COOKED

Mario Carbone Dines Out on Drama

Mario Carbone

Photo courtesy of Mario Carbone and Gnazzo Group.

J LEE: Thank you for taking the time. I know you must be insanely slammed right now.

MARIO CARBONE: That’s alright. Happy to do it.

LEE: You guys opened Friday?

CARBONE: Yeah.

LEE: What stuff do you have left to do before the opening?

CARBONE: It’s death by paper cuts right now. So, uh, thousands of little, little details. But, you know, it’s opening a restaurant.

LEE: Yeah. How many is this now?

CARBONE: It’s in the 50s?

LEE: I was just looking through my email, and I applied to work at Torrisi right before you guys were opening in 2009. I have an email from December 2nd to set up an interview.

CARBONE: That’s crazy.

LEE: Yeah, who is this? Nicole? Is that someone—

CARBONE: Yeah, she was the number one employee, really. It was me, Rich, and Nicole. We had one or two other people with us in the kitchen, but there were like five of us.

LEE: That’s crazy. I never showed up for the interview. [Laughs] All the time I’m like, what if I had? I could be part of this empire.

CARBONE: [Laughs] You could have been employee number two.

LEE: No, I mean I was trying to be a barista. Is this your first restaurant in Las Vegas?

CARBONE: It’s our third.

LEE: What’s the vibe?

CARBONE: It starts with its location. It’s on a pretty heritage site as far as Las Vegas goes. It’s in the old Picasso space in the Bellagio here. Right on the water, right on the fountains. It’s a very, very special location, and we wanted to make sure that we made something that was one of one for this space. It’s a fish-forward Carbone restaurant with tons of newness. For those who are very familiar with the Carbone brand, there’s a ton of new food content to the design, the uniforms. It’s definitely a fresh take on the Carbone brand.

LEE: How would you define the Carbone brand?

CARBONE: The Carbone brand is a mid-century fine dining Italian-American restaurant or lifestyle.

LEE: Lifestyle.

CARBONE: Yeah, for sure it’s a lifestyle.

LEE: What would you say is the through line across all of the Major Food Group restaurants?

CARBONE: Theater. Call it experiential, theatrical, thematic, whatever words you want to use. But we are more than just a meal. We’re a night out.

Data supplied
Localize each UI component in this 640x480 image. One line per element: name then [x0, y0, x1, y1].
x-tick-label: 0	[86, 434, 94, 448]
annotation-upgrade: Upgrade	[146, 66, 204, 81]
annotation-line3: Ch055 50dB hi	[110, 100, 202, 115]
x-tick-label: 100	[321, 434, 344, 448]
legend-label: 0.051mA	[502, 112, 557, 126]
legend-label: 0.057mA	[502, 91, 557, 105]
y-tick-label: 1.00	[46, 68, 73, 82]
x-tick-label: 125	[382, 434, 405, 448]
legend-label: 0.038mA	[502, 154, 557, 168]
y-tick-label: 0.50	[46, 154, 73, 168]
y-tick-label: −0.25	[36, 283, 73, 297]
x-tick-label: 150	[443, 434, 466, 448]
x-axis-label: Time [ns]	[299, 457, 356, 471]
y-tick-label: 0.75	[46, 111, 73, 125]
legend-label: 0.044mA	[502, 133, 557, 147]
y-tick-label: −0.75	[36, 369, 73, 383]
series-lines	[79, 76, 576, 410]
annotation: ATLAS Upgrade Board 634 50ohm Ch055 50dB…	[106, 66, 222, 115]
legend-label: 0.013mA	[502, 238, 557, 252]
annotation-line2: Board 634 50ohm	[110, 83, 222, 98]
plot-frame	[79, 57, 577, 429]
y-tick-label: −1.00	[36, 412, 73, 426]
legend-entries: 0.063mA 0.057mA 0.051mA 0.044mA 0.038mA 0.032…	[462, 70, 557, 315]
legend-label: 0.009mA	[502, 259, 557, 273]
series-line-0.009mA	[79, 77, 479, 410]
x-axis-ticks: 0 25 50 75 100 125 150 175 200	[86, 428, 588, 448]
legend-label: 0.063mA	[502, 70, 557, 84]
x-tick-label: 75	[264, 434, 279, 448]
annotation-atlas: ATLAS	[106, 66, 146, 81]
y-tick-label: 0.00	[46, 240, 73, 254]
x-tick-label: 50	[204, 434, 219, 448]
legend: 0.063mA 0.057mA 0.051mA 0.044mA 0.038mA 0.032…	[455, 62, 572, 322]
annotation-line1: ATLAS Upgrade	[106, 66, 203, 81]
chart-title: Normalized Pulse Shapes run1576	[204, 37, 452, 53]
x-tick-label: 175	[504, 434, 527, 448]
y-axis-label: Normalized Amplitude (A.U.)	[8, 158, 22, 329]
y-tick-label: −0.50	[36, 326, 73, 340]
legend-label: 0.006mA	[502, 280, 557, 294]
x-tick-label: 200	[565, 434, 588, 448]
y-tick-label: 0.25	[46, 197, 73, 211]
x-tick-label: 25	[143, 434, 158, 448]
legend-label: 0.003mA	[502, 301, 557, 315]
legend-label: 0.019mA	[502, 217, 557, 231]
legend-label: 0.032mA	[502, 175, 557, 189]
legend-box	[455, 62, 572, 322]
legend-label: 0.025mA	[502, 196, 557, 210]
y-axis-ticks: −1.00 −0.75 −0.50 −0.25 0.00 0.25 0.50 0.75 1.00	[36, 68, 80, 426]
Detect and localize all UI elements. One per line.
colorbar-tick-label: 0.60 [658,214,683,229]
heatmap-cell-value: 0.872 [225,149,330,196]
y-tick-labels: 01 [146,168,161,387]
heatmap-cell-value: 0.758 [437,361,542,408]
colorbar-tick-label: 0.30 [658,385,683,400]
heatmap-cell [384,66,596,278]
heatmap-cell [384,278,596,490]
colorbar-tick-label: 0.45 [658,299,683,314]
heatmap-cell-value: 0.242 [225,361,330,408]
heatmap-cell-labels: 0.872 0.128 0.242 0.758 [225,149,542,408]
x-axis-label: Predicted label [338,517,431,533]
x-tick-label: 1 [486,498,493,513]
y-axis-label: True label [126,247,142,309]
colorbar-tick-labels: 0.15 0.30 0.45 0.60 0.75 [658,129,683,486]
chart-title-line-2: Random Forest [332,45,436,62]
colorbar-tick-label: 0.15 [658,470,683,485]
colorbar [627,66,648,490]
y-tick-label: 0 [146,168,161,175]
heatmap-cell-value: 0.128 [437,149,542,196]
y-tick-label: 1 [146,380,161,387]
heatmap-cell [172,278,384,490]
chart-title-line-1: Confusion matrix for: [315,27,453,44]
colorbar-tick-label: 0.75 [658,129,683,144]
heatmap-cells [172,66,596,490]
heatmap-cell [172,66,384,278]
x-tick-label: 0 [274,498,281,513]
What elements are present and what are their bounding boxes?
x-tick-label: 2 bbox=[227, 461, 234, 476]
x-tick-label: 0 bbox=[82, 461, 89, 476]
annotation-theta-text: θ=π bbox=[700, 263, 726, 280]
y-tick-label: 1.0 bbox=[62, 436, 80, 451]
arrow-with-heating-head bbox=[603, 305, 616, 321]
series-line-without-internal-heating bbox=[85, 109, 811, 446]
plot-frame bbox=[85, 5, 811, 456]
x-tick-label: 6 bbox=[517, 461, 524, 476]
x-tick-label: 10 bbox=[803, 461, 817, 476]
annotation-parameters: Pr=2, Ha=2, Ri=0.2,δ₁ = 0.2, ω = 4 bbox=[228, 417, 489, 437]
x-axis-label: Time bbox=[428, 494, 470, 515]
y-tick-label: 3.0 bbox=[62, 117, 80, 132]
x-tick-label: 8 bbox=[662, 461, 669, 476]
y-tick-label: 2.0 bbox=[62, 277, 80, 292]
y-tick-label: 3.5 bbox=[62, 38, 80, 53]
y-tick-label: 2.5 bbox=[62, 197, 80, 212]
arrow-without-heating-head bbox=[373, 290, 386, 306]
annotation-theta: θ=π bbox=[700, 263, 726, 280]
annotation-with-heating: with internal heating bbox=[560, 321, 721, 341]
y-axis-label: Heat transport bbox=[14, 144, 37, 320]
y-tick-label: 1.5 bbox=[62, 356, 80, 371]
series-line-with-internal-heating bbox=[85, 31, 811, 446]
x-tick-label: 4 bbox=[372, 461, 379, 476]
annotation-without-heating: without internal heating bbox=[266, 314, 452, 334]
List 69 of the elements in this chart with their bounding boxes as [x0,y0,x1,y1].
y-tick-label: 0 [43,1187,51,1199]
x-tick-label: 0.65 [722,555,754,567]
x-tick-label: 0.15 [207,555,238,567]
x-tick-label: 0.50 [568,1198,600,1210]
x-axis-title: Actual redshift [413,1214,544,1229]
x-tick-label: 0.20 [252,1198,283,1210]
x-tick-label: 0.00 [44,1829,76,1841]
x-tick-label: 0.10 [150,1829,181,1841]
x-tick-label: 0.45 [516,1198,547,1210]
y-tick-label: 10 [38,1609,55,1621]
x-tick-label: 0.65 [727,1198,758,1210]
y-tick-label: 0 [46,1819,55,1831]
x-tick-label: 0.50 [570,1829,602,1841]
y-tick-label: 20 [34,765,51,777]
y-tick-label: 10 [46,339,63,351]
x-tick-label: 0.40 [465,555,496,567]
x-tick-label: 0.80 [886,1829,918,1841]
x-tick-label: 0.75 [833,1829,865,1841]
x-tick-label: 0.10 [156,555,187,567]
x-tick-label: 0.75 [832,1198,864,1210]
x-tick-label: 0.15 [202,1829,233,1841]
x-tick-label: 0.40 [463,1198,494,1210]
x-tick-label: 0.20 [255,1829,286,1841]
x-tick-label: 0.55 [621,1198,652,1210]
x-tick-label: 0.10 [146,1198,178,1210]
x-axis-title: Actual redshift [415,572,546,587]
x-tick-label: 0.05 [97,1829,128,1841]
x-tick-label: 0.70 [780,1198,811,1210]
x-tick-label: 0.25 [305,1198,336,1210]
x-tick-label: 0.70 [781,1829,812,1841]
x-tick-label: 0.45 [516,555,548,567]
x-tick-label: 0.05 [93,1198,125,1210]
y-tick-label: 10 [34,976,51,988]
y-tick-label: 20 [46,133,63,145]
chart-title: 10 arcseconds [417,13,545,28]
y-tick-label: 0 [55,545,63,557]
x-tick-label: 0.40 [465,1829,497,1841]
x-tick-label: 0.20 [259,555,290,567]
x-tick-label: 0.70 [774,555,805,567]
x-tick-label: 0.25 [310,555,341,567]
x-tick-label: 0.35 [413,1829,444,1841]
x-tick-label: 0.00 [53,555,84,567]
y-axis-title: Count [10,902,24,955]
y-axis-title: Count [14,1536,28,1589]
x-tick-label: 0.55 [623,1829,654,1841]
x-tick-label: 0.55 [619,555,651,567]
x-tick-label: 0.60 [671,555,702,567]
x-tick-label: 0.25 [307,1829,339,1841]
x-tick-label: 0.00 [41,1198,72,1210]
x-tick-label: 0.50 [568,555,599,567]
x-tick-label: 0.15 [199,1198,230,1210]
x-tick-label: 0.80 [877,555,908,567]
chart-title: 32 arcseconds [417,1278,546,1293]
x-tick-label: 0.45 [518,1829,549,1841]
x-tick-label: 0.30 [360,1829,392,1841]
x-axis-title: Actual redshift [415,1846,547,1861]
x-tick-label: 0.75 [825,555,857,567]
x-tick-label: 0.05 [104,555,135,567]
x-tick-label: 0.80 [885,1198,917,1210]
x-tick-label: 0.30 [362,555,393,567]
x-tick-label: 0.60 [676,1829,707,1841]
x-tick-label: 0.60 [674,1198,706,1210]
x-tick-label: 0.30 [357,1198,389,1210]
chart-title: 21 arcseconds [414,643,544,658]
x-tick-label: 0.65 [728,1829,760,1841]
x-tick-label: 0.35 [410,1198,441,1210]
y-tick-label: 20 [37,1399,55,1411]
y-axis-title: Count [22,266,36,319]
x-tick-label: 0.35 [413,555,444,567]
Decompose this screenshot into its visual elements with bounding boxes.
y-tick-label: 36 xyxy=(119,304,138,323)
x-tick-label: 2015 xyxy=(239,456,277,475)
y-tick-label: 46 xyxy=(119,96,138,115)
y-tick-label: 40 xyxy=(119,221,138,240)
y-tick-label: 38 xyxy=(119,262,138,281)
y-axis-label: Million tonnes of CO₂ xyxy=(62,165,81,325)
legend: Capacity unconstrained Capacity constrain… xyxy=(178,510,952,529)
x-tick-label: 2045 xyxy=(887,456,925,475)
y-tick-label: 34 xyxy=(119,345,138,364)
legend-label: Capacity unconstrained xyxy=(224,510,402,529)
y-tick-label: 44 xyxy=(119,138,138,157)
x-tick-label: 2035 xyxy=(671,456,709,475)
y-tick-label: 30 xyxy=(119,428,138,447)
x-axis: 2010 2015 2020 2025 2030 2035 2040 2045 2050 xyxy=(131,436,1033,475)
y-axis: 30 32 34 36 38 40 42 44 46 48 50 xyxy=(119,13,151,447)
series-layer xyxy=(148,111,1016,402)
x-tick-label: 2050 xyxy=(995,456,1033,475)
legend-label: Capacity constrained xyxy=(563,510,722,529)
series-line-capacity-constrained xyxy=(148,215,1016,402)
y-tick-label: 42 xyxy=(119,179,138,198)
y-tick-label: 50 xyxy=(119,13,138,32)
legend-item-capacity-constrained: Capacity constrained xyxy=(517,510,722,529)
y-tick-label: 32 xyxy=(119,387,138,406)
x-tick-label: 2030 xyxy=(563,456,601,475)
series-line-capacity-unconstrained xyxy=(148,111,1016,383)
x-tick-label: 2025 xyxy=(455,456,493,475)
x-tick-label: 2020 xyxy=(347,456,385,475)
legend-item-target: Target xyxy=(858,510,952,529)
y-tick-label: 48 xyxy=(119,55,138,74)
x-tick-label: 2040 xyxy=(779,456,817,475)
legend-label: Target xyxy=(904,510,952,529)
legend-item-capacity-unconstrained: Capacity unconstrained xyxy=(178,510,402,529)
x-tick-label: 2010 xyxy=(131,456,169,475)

Directives
1. In one to three sentences, explain why, according to the Mario Carbone interview, the team wanted the new Las Vegas restaurant to be "one of one for this space."
2. Resume the Mario Carbone interview after its last line.
The rows have nothing to do with the Mario Carbone interview.

Per-task answers
1. The location called for it. The restaurant sits on what Carbone calls a heritage site by Las Vegas standards, the old Picasso space in the Bellagio, right on the water and the fountains, so they wanted something made specifically for such a special spot.

2.
LEE: I remember the first time I went to Carbone. It was my girlfriend’s mom’s 60th birthday, and my girlfriend’s dad was out of town, and the waiter was just like a flirty Italian guy from a movie. He was really turning it on. She was like in love with him. This is the real razzle-dazzle. So yeah, you guys never back away from the drama.

CARBONE: That’s kind of what we do.

LEE: Would you say this is the most dramatic—the Las Vegas location?

CARBONE: Vegas, in and of itself, lends itself to that. It wants that. It is that.

LEE: Yeah. I guess another thing is that your restaurants always have a very American brand of opulence. A lot of your restaurants have a grounding in American cuisine. Is that something that you’re thinking about?

CARBONE: Not necessarily. I try to think about each one and kind of figure out. Who’s its muse? What’s its story? Certainly The Grill is an American story. It’s very much JFK, Mad Men ’60s. Carbone is very much that New York Italian or Italian-American story. But I’d like to think that each brand has its own story, its own muse, its own narrative.

LEE: So, when you’re conceptualizing these spaces, are you coming up with a narrative or a story as the concept?

CARBONE: Yeah, you start with the story. Because you need to tell that story to so many different people, right? From designers, architects, craftsmen that are making certain plates or cutlery for you, and then eventually it starts to trickle down to the staff and the training. Of course, it influences the food. So, for me it always starts with a story.

LEE: Would you say Carbone is Godfather and Riviera is Godfather II? Or is Riviera a sequel? How would you say the narratives work together?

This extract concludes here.